═════ RECORDS PROVIDED ═════

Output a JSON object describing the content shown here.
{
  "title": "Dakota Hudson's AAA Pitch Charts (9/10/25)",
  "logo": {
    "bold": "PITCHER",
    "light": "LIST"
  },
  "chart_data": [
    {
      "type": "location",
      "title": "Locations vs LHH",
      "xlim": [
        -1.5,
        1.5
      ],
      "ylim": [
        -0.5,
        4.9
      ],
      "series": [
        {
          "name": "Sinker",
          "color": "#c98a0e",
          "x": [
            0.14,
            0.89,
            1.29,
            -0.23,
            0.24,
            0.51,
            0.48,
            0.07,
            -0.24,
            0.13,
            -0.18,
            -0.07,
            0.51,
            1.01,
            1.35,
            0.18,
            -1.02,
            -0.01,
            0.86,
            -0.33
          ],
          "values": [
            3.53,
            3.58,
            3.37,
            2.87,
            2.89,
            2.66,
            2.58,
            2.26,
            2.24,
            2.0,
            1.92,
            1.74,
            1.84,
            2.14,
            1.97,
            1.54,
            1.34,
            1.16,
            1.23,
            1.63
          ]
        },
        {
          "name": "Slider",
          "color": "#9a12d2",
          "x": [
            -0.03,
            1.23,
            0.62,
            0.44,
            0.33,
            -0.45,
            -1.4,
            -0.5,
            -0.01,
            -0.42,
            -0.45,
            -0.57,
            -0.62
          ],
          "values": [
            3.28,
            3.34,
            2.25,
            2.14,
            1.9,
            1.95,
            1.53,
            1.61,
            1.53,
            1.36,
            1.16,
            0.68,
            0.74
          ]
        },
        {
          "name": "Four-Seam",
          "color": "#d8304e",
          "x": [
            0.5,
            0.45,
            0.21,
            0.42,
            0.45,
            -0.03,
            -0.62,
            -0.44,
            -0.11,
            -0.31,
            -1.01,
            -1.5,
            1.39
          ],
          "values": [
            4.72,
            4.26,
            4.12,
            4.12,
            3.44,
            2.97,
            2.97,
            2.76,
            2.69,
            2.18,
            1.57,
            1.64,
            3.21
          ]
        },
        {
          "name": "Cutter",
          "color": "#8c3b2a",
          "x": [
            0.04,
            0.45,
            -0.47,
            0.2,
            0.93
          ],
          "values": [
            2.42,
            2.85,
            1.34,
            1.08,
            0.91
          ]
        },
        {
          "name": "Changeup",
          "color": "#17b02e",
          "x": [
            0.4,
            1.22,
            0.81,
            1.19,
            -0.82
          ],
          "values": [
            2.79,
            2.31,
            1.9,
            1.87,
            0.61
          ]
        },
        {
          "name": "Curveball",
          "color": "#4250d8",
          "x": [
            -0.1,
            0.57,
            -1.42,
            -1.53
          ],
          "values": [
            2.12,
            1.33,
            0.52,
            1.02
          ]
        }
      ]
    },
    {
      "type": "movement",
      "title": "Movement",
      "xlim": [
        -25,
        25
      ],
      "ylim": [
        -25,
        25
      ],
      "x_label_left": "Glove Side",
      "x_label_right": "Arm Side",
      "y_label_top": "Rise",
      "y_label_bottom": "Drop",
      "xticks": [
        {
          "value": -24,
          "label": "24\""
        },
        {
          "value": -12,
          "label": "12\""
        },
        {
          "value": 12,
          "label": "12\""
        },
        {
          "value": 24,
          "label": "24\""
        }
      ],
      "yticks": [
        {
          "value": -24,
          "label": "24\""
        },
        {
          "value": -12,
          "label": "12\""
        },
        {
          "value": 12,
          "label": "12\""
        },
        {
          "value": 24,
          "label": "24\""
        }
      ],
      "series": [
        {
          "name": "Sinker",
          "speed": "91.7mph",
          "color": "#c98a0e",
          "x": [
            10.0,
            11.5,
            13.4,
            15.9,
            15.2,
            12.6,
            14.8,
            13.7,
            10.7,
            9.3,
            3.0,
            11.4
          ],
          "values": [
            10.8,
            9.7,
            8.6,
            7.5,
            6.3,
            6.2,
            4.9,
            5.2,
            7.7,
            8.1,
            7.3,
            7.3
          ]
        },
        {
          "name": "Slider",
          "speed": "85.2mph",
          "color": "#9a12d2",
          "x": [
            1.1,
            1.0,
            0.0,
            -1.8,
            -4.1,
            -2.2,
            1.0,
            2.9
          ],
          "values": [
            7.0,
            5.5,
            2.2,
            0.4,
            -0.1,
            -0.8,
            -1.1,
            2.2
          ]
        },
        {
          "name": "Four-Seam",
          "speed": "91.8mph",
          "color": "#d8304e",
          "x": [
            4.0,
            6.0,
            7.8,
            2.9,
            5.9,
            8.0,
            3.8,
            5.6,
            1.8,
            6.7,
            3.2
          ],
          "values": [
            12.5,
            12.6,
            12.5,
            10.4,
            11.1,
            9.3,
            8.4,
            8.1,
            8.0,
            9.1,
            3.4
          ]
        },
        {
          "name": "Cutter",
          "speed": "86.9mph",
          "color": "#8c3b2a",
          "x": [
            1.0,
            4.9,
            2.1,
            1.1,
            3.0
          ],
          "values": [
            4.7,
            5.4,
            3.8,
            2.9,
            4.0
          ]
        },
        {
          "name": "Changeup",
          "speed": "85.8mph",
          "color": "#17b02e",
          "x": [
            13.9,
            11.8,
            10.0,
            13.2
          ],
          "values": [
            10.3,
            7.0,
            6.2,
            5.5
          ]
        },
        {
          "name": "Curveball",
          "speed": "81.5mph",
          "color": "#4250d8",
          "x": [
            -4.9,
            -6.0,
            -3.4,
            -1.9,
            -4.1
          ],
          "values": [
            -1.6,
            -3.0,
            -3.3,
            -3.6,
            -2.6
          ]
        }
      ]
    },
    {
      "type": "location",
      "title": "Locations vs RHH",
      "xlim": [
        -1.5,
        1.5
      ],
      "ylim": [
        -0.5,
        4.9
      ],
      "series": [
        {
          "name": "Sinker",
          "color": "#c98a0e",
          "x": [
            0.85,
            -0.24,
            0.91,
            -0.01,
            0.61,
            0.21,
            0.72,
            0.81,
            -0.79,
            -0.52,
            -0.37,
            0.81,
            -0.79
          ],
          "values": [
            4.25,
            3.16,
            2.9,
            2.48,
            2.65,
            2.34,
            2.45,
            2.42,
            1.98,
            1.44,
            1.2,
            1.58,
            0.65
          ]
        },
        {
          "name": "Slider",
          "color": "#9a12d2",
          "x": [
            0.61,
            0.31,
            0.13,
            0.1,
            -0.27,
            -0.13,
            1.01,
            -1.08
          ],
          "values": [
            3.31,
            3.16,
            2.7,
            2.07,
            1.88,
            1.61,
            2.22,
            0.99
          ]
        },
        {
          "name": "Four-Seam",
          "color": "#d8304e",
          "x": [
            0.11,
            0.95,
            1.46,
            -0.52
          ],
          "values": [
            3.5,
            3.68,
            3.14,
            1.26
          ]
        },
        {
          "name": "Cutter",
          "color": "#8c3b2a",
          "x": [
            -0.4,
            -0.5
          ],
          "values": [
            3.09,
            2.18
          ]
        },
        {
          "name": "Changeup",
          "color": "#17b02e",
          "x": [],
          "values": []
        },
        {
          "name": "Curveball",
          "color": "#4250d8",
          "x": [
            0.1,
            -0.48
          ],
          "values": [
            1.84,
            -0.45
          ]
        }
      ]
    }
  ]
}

═════

* _INSTRUCTIONS FOR THE TASK_: Print the listing above in its entirety, with every line exact.

* _TASK SOLUTION_:
Output a JSON object describing the content shown here.
{
  "title": "Dakota Hudson's AAA Pitch Charts (9/10/25)",
  "logo": {
    "bold": "PITCHER",
    "light": "LIST"
  },
  "chart_data": [
    {
      "type": "location",
      "title": "Locations vs LHH",
      "xlim": [
        -1.5,
        1.5
      ],
      "ylim": [
        -0.5,
        4.9
      ],
      "series": [
        {
          "name": "Sinker",
          "color": "#c98a0e",
          "x": [
            0.14,
            0.89,
            1.29,
            -0.23,
            0.24,
            0.51,
            0.48,
            0.07,
            -0.24,
            0.13,
            -0.18,
            -0.07,
            0.51,
            1.01,
            1.35,
            0.18,
            -1.02,
            -0.01,
            0.86,
            -0.33
          ],
          "values": [
            3.53,
            3.58,
            3.37,
            2.87,
            2.89,
            2.66,
            2.58,
            2.26,
            2.24,
            2.0,
            1.92,
            1.74,
            1.84,
            2.14,
            1.97,
            1.54,
            1.34,
            1.16,
            1.23,
            1.63
          ]
        },
        {
          "name": "Slider",
          "color": "#9a12d2",
          "x": [
            -0.03,
            1.23,
            0.62,
            0.44,
            0.33,
            -0.45,
            -1.4,
            -0.5,
            -0.01,
            -0.42,
            -0.45,
            -0.57,
            -0.62
          ],
          "values": [
            3.28,
            3.34,
            2.25,
            2.14,
            1.9,
            1.95,
            1.53,
            1.61,
            1.53,
            1.36,
            1.16,
            0.68,
            0.74
          ]
        },
        {
          "name": "Four-Seam",
          "color": "#d8304e",
          "x": [
            0.5,
            0.45,
            0.21,
            0.42,
            0.45,
            -0.03,
            -0.62,
            -0.44,
            -0.11,
            -0.31,
            -1.01,
            -1.5,
            1.39
          ],
          "values": [
            4.72,
            4.26,
            4.12,
            4.12,
            3.44,
            2.97,
            2.97,
            2.76,
            2.69,
            2.18,
            1.57,
            1.64,
            3.21
          ]
        },
        {
          "name": "Cutter",
          "color": "#8c3b2a",
          "x": [
            0.04,
            0.45,
            -0.47,
            0.2,
            0.93
          ],
          "values": [
            2.42,
            2.85,
            1.34,
            1.08,
            0.91
          ]
        },
        {
          "name": "Changeup",
          "color": "#17b02e",
          "x": [
            0.4,
            1.22,
            0.81,
            1.19,
            -0.82
          ],
          "values": [
            2.79,
            2.31,
            1.9,
            1.87,
            0.61
          ]
        },
        {
          "name": "Curveball",
          "color": "#4250d8",
          "x": [
            -0.1,
            0.57,
            -1.42,
            -1.53
          ],
          "values": [
            2.12,
            1.33,
            0.52,
            1.02
          ]
        }
      ]
    },
    {
      "type": "movement",
      "title": "Movement",
      "xlim": [
        -25,
        25
      ],
      "ylim": [
        -25,
        25
      ],
      "x_label_left": "Glove Side",
      "x_label_right": "Arm Side",
      "y_label_top": "Rise",
      "y_label_bottom": "Drop",
      "xticks": [
        {
          "value": -24,
          "label": "24\""
        },
        {
          "value": -12,
          "label": "12\""
        },
        {
          "value": 12,
          "label": "12\""
        },
        {
          "value": 24,
          "label": "24\""
        }
      ],
      "yticks": [
        {
          "value": -24,
          "label": "24\""
        },
        {
          "value": -12,
          "label": "12\""
        },
        {
          "value": 12,
          "label": "12\""
        },
        {
          "value": 24,
          "label": "24\""
        }
      ],
      "series": [
        {
          "name": "Sinker",
          "speed": "91.7mph",
          "color": "#c98a0e",
          "x": [
            10.0,
            11.5,
            13.4,
            15.9,
            15.2,
            12.6,
            14.8,
            13.7,
            10.7,
            9.3,
            3.0,
            11.4
          ],
          "values": [
            10.8,
            9.7,
            8.6,
            7.5,
            6.3,
            6.2,
            4.9,
            5.2,
            7.7,
            8.1,
            7.3,
            7.3
          ]
        },
        {
          "name": "Slider",
          "speed": "85.2mph",
          "color": "#9a12d2",
          "x": [
            1.1,
            1.0,
            0.0,
            -1.8,
            -4.1,
            -2.2,
            1.0,
            2.9
          ],
          "values": [
            7.0,
            5.5,
            2.2,
            0.4,
            -0.1,
            -0.8,
            -1.1,
            2.2
          ]
        },
        {
          "name": "Four-Seam",
          "speed": "91.8mph",
          "color": "#d8304e",
          "x": [
            4.0,
            6.0,
            7.8,
            2.9,
            5.9,
            8.0,
            3.8,
            5.6,
            1.8,
            6.7,
            3.2
          ],
          "values": [
            12.5,
            12.6,
            12.5,
            10.4,
            11.1,
            9.3,
            8.4,
            8.1,
            8.0,
            9.1,
            3.4
          ]
        },
        {
          "name": "Cutter",
          "speed": "86.9mph",
          "color": "#8c3b2a",
          "x": [
            1.0,
            4.9,
            2.1,
            1.1,
            3.0
          ],
          "values": [
            4.7,
            5.4,
            3.8,
            2.9,
            4.0
          ]
        },
        {
          "name": "Changeup",
          "speed": "85.8mph",
          "color": "#17b02e",
          "x": [
            13.9,
            11.8,
            10.0,
            13.2
          ],
          "values": [
            10.3,
            7.0,
            6.2,
            5.5
          ]
        },
        {
          "name": "Curveball",
          "speed": "81.5mph",
          "color": "#4250d8",
          "x": [
            -4.9,
            -6.0,
            -3.4,
            -1.9,
            -4.1
          ],
          "values": [
            -1.6,
            -3.0,
            -3.3,
            -3.6,
            -2.6
          ]
        }
      ]
    },
    {
      "type": "location",
      "title": "Locations vs RHH",
      "xlim": [
        -1.5,
        1.5
      ],
      "ylim": [
        -0.5,
        4.9
      ],
      "series": [
        {
          "name": "Sinker",
          "color": "#c98a0e",
          "x": [
            0.85,
            -0.24,
            0.91,
            -0.01,
            0.61,
            0.21,
            0.72,
            0.81,
            -0.79,
            -0.52,
            -0.37,
            0.81,
            -0.79
          ],
          "values": [
            4.25,
            3.16,
            2.9,
            2.48,
            2.65,
            2.34,
            2.45,
            2.42,
            1.98,
            1.44,
            1.2,
            1.58,
            0.65
          ]
        },
        {
          "name": "Slider",
          "color": "#9a12d2",
          "x": [
            0.61,
            0.31,
            0.13,
            0.1,
            -0.27,
            -0.13,
            1.01,
            -1.08
          ],
          "values": [
            3.31,
            3.16,
            2.7,
            2.07,
            1.88,
            1.61,
            2.22,
            0.99
          ]
        },
        {
          "name": "Four-Seam",
          "color": "#d8304e",
          "x": [
            0.11,
            0.95,
            1.46,
            -0.52
          ],
          "values": [
            3.5,
            3.68,
            3.14,
            1.26
          ]
        },
        {
          "name": "Cutter",
          "color": "#8c3b2a",
          "x": [
            -0.4,
            -0.5
          ],
          "values": [
            3.09,
            2.18
          ]
        },
        {
          "name": "Changeup",
          "color": "#17b02e",
          "x": [],
          "values": []
        },
        {
          "name": "Curveball",
          "color": "#4250d8",
          "x": [
            0.1,
            -0.48
          ],
          "values": [
            1.84,
            -0.45
          ]
        }
      ]
    }
  ]
}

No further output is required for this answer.